Record set>
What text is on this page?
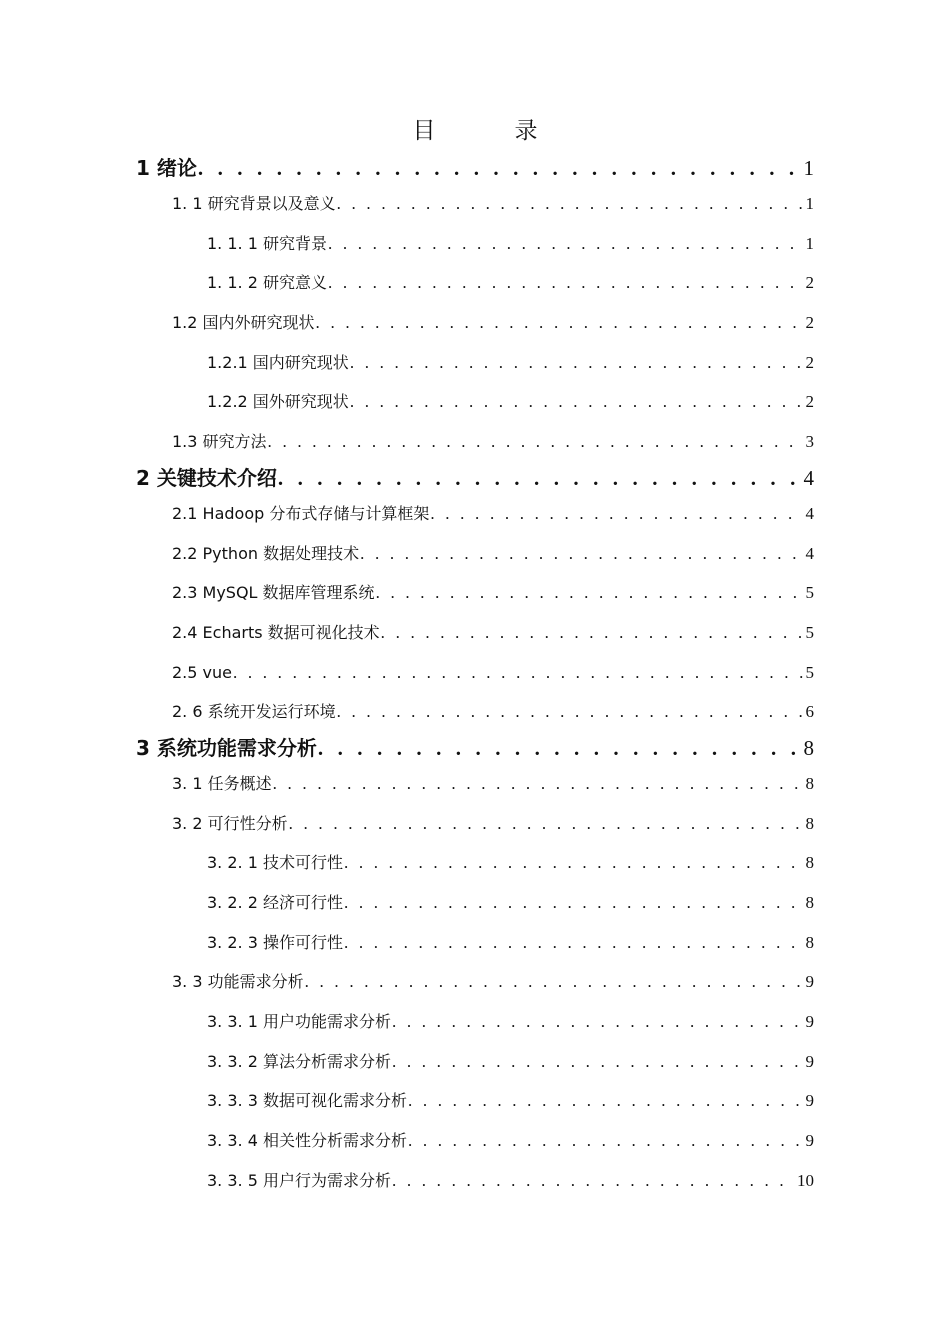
目　录
1 绪论 . . .	1
1. 1 研究背景以及意义 . . .	1
1. 1. 1 研究背景 . . .	1
1. 1. 2 研究意义 . . .	2
1.2 国内外研究现状 . . .	2
1.2.1 国内研究现状 . . .	2
1.2.2 国外研究现状 . . .	2
1.3 研究方法 . . .	3
2 关键技术介绍 . . .	4
2.1 Hadoop 分布式存储与计算框架 . . .	4
2.2 Python 数据处理技术 . . .	4
2.3 MySQL 数据库管理系统 . . .	5
2.4 Echarts 数据可视化技术 . . .	5
2.5 vue . . .	5
2. 6 系统开发运行环境 . . .	6
3 系统功能需求分析 . . .	8
3. 1 任务概述 . . .	8
3. 2 可行性分析 . . .	8
3. 2. 1 技术可行性 . . .	8
3. 2. 2 经济可行性 . . .	8
3. 2. 3 操作可行性 . . .	8
3. 3 功能需求分析 . . .	9
3. 3. 1 用户功能需求分析 . . .	9
3. 3. 2 算法分析需求分析 . . .	9
3. 3. 3 数据可视化需求分析 . . .	9
3. 3. 4 相关性分析需求分析 . . .	9
3. 3. 5 用户行为需求分析 . . .	10
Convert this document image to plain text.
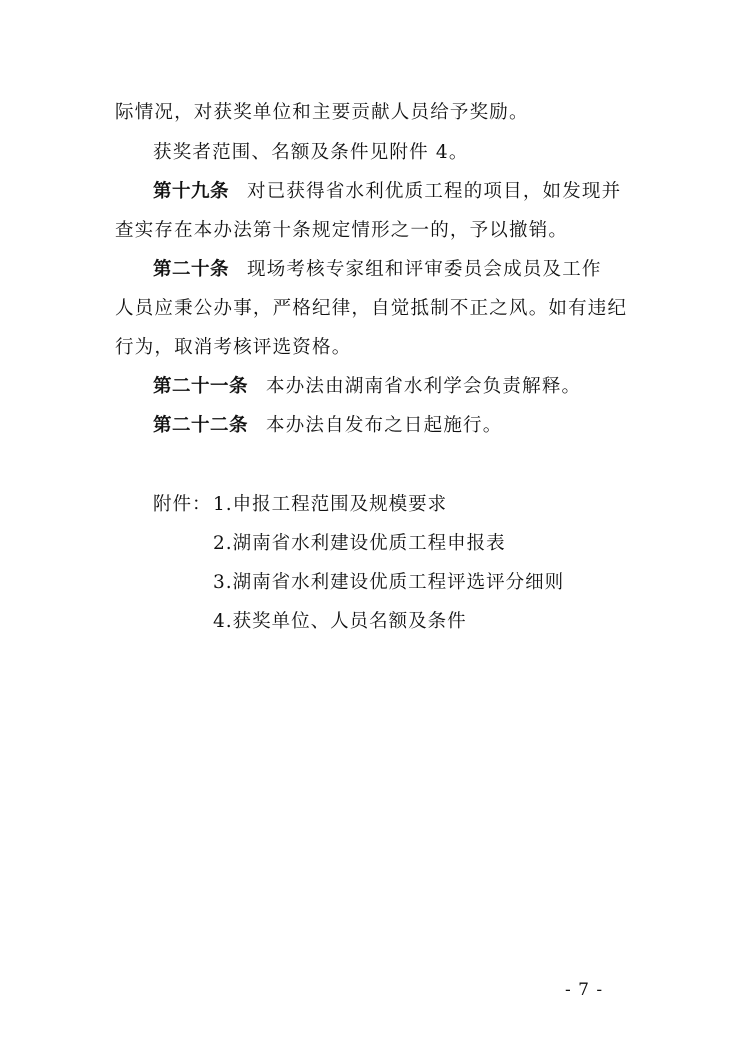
际情况，对获奖单位和主要贡献人员给予奖励。
获奖者范围、名额及条件见附件 4。
第十九条 对已获得省水利优质工程的项目，如发现并
查实存在本办法第十条规定情形之一的，予以撤销。
第二十条 现场考核专家组和评审委员会成员及工作
人员应秉公办事，严格纪律，自觉抵制不正之风。如有违纪
行为，取消考核评选资格。
第二十一条 本办法由湖南省水利学会负责解释。
第二十二条 本办法自发布之日起施行。
附件： 1.申报工程范围及规模要求
2.湖南省水利建设优质工程申报表
3.湖南省水利建设优质工程评选评分细则
4.获奖单位、人员名额及条件
- 7 -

Work to do>
Which lines include the word "this"? List them all.

Task output>
What text is on this page?
Convert this document image to plain text.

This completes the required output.